* Goal of the exercise: Give the count of lines containing the string "причине", with no other output.

========================

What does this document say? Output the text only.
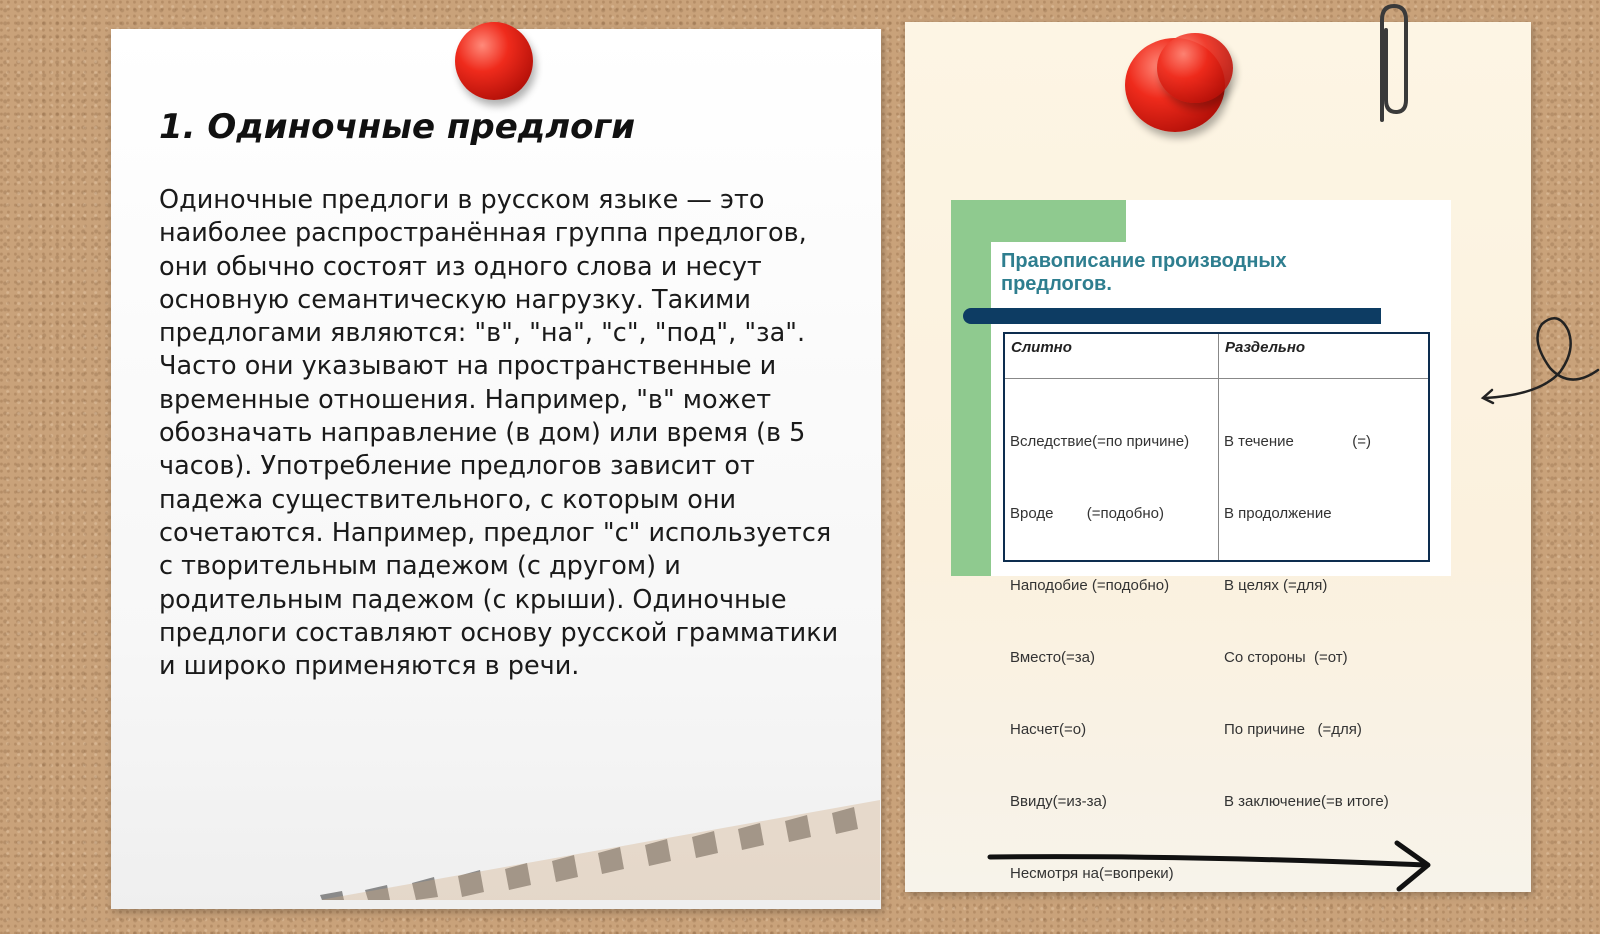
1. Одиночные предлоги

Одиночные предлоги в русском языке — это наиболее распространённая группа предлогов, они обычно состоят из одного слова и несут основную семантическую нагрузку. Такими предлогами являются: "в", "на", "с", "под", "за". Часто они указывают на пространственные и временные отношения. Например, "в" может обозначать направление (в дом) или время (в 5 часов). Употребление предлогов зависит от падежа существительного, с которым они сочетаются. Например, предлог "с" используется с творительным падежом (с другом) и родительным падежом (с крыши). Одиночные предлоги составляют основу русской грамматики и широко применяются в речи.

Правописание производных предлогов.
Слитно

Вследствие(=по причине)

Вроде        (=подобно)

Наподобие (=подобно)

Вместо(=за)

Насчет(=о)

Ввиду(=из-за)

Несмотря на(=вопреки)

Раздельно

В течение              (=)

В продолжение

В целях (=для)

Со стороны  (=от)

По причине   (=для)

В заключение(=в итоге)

========================

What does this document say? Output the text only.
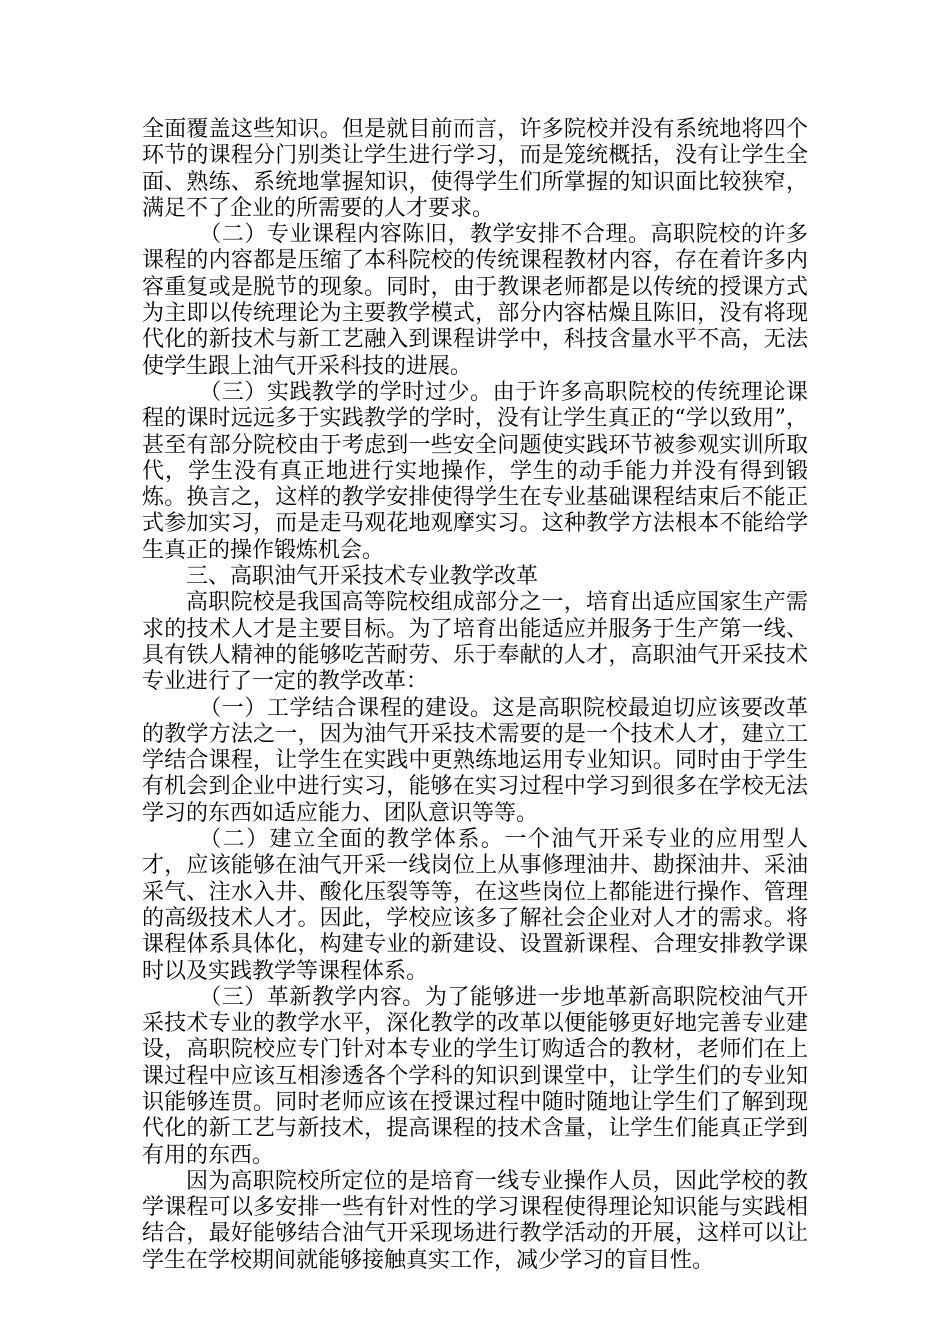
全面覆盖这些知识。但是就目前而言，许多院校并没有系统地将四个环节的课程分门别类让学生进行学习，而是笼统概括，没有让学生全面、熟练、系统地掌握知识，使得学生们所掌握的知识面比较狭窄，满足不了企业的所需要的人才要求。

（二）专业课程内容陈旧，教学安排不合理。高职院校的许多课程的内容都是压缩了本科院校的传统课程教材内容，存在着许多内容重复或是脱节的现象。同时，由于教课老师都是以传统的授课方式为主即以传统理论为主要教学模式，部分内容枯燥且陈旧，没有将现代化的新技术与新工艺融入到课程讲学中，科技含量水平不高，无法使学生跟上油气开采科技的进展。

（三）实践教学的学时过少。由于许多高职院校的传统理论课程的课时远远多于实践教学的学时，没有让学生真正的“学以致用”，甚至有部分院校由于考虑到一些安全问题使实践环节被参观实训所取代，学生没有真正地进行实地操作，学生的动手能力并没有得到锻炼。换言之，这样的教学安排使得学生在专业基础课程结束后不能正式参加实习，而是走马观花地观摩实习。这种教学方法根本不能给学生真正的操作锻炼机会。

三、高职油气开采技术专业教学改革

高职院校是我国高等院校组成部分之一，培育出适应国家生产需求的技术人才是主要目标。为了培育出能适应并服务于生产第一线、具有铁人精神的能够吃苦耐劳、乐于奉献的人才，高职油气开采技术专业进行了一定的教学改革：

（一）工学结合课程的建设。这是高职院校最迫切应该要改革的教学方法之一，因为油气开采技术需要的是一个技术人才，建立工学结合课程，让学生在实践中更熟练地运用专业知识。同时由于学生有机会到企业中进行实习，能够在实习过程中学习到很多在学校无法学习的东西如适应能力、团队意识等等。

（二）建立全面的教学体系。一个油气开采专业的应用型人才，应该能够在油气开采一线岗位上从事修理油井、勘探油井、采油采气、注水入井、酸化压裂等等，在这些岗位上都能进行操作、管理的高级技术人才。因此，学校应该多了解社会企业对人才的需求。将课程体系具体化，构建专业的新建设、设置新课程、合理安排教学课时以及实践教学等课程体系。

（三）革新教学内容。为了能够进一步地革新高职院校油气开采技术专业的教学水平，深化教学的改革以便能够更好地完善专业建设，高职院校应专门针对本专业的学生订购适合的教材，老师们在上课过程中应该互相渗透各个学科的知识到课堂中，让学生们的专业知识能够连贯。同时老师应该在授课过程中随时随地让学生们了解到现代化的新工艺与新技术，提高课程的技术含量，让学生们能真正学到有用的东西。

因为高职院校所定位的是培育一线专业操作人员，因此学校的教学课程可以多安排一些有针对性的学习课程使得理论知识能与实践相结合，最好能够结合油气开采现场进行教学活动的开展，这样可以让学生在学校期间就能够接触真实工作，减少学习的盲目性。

========================

* In response: 2